Begin The data

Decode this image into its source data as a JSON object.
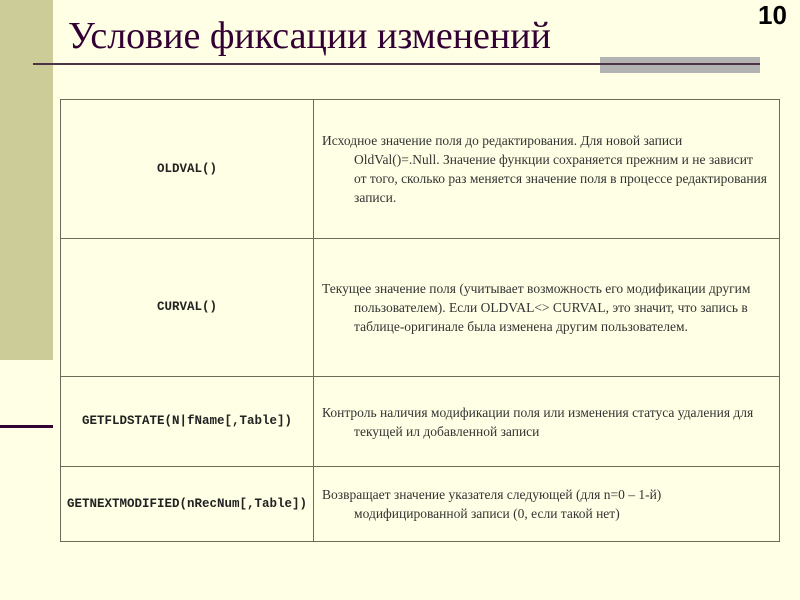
{
  "slide": {
    "title": "Условие фиксации изменений",
    "number": "10",
    "colors": {
      "background": "#ffffe5",
      "sidebar": "#cccc99",
      "title": "#330033"
    }
  },
  "table": {
    "rows": [
      {
        "function": "OLDVAL()",
        "description": "Исходное значение поля до редактирования. Для новой записи OldVal()=.Null. Значение функции сохраняется прежним и не зависит от того, сколько раз меняется значение поля в процессе редактирования записи."
      },
      {
        "function": "CURVAL()",
        "description": "Текущее значение поля (учитывает возможность его модификации другим пользователем). Если OLDVAL<> CURVAL, это значит, что запись в таблице-оригинале была изменена другим пользователем."
      },
      {
        "function": "GETFLDSTATE(N|fName[,Table])",
        "description": "Контроль наличия модификации поля или изменения статуса удаления для текущей ил добавленной записи"
      },
      {
        "function": "GETNEXTMODIFIED(nRecNum[,Table])",
        "description": "Возвращает значение указателя следующей (для n=0 – 1-й) модифицированной записи (0, если такой нет)"
      }
    ]
  }
}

End The data

Could you reproduce every record above exactly, leaving out the pictures?

Decode this image into its source data as a JSON object.
{
  "slide": {
    "title": "Условие фиксации изменений",
    "number": "10",
    "colors": {
      "background": "#ffffe5",
      "sidebar": "#cccc99",
      "title": "#330033"
    }
  },
  "table": {
    "rows": [
      {
        "function": "OLDVAL()",
        "description": "Исходное значение поля до редактирования. Для новой записи OldVal()=.Null. Значение функции сохраняется прежним и не зависит от того, сколько раз меняется значение поля в процессе редактирования записи."
      },
      {
        "function": "CURVAL()",
        "description": "Текущее значение поля (учитывает возможность его модификации другим пользователем). Если OLDVAL<> CURVAL, это значит, что запись в таблице-оригинале была изменена другим пользователем."
      },
      {
        "function": "GETFLDSTATE(N|fName[,Table])",
        "description": "Контроль наличия модификации поля или изменения статуса удаления для текущей ил добавленной записи"
      },
      {
        "function": "GETNEXTMODIFIED(nRecNum[,Table])",
        "description": "Возвращает значение указателя следующей (для n=0 – 1-й) модифицированной записи (0, если такой нет)"
      }
    ]
  }
}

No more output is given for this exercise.